**Exercise goal**
All entries shown below should be duplicated character for character.

· · · · ·

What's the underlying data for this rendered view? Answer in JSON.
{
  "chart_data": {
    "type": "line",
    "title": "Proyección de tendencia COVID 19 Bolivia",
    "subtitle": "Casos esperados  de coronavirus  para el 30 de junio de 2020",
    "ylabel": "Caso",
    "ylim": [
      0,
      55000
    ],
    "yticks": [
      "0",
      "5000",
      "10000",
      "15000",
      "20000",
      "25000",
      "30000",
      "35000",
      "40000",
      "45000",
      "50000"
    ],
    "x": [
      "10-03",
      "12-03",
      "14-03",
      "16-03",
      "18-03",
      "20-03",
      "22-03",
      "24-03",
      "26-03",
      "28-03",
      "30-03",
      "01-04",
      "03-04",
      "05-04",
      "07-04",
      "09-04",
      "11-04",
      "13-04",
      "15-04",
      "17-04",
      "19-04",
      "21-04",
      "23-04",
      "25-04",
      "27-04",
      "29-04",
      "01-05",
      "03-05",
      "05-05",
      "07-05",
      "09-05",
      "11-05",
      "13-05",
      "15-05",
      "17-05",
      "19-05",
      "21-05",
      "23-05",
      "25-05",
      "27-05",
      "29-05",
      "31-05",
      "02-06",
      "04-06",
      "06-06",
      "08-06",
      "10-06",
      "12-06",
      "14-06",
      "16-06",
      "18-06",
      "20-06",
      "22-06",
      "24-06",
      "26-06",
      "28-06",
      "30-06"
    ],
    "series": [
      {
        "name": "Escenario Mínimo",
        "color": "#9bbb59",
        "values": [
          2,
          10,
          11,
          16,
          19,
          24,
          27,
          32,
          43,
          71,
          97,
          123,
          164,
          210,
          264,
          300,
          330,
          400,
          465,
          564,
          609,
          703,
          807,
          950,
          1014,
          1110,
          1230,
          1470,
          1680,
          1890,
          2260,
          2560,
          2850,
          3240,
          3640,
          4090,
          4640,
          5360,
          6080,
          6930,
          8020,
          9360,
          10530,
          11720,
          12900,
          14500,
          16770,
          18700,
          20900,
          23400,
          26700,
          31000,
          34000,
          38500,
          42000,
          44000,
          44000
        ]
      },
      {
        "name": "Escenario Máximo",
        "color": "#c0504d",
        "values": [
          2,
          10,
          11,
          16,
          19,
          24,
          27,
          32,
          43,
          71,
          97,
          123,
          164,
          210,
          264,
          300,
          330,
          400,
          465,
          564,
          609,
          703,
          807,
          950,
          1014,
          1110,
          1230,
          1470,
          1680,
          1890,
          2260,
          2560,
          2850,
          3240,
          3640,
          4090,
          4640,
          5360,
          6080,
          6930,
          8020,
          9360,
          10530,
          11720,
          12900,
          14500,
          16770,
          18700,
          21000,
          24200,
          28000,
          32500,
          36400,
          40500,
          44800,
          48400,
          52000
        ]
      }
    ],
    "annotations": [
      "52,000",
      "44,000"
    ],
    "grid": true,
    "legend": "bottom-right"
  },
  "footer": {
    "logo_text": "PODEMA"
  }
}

· · · · ·

**Exercise response**
What's the underlying data for this rendered view? Answer in JSON.
{
  "chart_data": {
    "type": "line",
    "title": "Proyección de tendencia COVID 19 Bolivia",
    "subtitle": "Casos esperados  de coronavirus  para el 30 de junio de 2020",
    "ylabel": "Caso",
    "ylim": [
      0,
      55000
    ],
    "yticks": [
      "0",
      "5000",
      "10000",
      "15000",
      "20000",
      "25000",
      "30000",
      "35000",
      "40000",
      "45000",
      "50000"
    ],
    "x": [
      "10-03",
      "12-03",
      "14-03",
      "16-03",
      "18-03",
      "20-03",
      "22-03",
      "24-03",
      "26-03",
      "28-03",
      "30-03",
      "01-04",
      "03-04",
      "05-04",
      "07-04",
      "09-04",
      "11-04",
      "13-04",
      "15-04",
      "17-04",
      "19-04",
      "21-04",
      "23-04",
      "25-04",
      "27-04",
      "29-04",
      "01-05",
      "03-05",
      "05-05",
      "07-05",
      "09-05",
      "11-05",
      "13-05",
      "15-05",
      "17-05",
      "19-05",
      "21-05",
      "23-05",
      "25-05",
      "27-05",
      "29-05",
      "31-05",
      "02-06",
      "04-06",
      "06-06",
      "08-06",
      "10-06",
      "12-06",
      "14-06",
      "16-06",
      "18-06",
      "20-06",
      "22-06",
      "24-06",
      "26-06",
      "28-06",
      "30-06"
    ],
    "series": [
      {
        "name": "Escenario Mínimo",
        "color": "#9bbb59",
        "values": [
          2,
          10,
          11,
          16,
          19,
          24,
          27,
          32,
          43,
          71,
          97,
          123,
          164,
          210,
          264,
          300,
          330,
          400,
          465,
          564,
          609,
          703,
          807,
          950,
          1014,
          1110,
          1230,
          1470,
          1680,
          1890,
          2260,
          2560,
          2850,
          3240,
          3640,
          4090,
          4640,
          5360,
          6080,
          6930,
          8020,
          9360,
          10530,
          11720,
          12900,
          14500,
          16770,
          18700,
          20900,
          23400,
          26700,
          31000,
          34000,
          38500,
          42000,
          44000,
          44000
        ]
      },
      {
        "name": "Escenario Máximo",
        "color": "#c0504d",
        "values": [
          2,
          10,
          11,
          16,
          19,
          24,
          27,
          32,
          43,
          71,
          97,
          123,
          164,
          210,
          264,
          300,
          330,
          400,
          465,
          564,
          609,
          703,
          807,
          950,
          1014,
          1110,
          1230,
          1470,
          1680,
          1890,
          2260,
          2560,
          2850,
          3240,
          3640,
          4090,
          4640,
          5360,
          6080,
          6930,
          8020,
          9360,
          10530,
          11720,
          12900,
          14500,
          16770,
          18700,
          21000,
          24200,
          28000,
          32500,
          36400,
          40500,
          44800,
          48400,
          52000
        ]
      }
    ],
    "annotations": [
      "52,000",
      "44,000"
    ],
    "grid": true,
    "legend": "bottom-right"
  },
  "footer": {
    "logo_text": "PODEMA"
  }
}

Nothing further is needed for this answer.